Objective
In the material below, list every line carrying the string "courses".

---- Task data

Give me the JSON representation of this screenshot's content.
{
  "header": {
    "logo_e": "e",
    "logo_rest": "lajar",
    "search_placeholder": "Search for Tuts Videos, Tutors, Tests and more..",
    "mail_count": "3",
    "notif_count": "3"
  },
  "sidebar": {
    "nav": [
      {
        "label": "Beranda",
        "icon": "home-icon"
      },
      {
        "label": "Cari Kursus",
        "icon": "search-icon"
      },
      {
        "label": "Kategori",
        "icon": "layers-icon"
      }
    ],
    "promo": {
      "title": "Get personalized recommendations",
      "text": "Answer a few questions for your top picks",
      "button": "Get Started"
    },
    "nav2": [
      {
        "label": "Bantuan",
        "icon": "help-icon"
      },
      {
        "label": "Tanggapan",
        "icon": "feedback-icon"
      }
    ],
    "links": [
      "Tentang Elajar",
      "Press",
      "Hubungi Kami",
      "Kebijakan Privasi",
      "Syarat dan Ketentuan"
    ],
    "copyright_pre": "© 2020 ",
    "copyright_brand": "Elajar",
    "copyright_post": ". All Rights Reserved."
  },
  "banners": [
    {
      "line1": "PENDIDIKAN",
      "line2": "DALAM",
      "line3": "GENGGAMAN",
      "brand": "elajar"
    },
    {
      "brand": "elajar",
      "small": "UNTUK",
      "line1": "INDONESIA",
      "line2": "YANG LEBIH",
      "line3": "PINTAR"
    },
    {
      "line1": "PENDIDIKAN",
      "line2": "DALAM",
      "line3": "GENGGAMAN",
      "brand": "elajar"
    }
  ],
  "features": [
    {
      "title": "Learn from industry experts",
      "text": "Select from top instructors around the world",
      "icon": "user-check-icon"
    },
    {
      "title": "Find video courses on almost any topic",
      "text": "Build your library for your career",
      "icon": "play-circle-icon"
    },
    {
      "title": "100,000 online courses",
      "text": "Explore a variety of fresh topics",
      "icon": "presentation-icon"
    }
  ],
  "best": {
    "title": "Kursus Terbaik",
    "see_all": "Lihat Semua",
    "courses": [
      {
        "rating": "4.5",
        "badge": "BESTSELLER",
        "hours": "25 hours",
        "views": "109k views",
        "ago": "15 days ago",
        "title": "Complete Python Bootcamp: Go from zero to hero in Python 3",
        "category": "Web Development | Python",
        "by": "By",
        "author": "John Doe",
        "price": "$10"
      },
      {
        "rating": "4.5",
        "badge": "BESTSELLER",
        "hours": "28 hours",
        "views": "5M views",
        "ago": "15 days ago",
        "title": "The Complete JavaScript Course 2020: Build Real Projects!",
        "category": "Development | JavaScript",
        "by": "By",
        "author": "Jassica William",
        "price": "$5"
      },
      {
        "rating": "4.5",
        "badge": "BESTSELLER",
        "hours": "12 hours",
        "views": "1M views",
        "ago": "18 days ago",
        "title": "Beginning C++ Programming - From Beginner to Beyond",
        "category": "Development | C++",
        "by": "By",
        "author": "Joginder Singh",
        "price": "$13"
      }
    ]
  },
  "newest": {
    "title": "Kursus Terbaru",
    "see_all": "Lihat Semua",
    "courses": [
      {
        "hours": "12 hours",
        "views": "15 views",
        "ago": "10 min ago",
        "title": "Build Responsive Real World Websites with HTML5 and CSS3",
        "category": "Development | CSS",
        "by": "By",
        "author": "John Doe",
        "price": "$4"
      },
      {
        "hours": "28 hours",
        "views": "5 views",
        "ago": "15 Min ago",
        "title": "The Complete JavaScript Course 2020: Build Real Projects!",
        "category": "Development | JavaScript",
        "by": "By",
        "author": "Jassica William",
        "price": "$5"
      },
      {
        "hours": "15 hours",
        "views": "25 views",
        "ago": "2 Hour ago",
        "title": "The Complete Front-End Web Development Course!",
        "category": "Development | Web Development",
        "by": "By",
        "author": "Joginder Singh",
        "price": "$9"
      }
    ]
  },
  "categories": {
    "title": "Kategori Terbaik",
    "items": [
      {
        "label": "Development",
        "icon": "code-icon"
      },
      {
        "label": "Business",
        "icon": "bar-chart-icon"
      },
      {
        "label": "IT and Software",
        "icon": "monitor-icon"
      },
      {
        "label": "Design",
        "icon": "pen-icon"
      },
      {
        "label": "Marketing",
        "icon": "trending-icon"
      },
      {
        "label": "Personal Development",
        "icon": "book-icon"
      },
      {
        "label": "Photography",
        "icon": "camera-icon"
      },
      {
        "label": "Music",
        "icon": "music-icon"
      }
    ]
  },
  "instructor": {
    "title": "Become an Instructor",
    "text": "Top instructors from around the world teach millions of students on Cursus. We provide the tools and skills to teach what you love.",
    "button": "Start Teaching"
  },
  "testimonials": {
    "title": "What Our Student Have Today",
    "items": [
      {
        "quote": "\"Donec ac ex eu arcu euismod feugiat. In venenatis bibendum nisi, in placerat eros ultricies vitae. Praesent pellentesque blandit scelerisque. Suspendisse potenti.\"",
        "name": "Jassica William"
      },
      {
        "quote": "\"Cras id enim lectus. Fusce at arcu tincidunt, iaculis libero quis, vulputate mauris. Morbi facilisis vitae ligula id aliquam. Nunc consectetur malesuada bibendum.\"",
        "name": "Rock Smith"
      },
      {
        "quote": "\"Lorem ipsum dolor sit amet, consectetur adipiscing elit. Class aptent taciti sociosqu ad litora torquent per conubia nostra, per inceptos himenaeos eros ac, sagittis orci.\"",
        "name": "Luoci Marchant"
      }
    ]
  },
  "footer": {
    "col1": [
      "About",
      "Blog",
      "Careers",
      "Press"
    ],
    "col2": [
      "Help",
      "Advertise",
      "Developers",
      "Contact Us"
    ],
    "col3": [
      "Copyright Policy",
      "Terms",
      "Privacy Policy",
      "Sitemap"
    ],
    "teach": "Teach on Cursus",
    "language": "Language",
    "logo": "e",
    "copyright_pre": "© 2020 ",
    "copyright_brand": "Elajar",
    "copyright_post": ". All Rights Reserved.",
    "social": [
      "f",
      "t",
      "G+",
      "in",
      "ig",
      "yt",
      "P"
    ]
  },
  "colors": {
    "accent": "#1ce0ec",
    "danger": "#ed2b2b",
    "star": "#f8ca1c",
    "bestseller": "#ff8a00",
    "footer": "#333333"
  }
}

--------

Answer
      "title": "Find video courses on almost any topic",
      "title": "100,000 online courses",
    "courses": [
    "courses": [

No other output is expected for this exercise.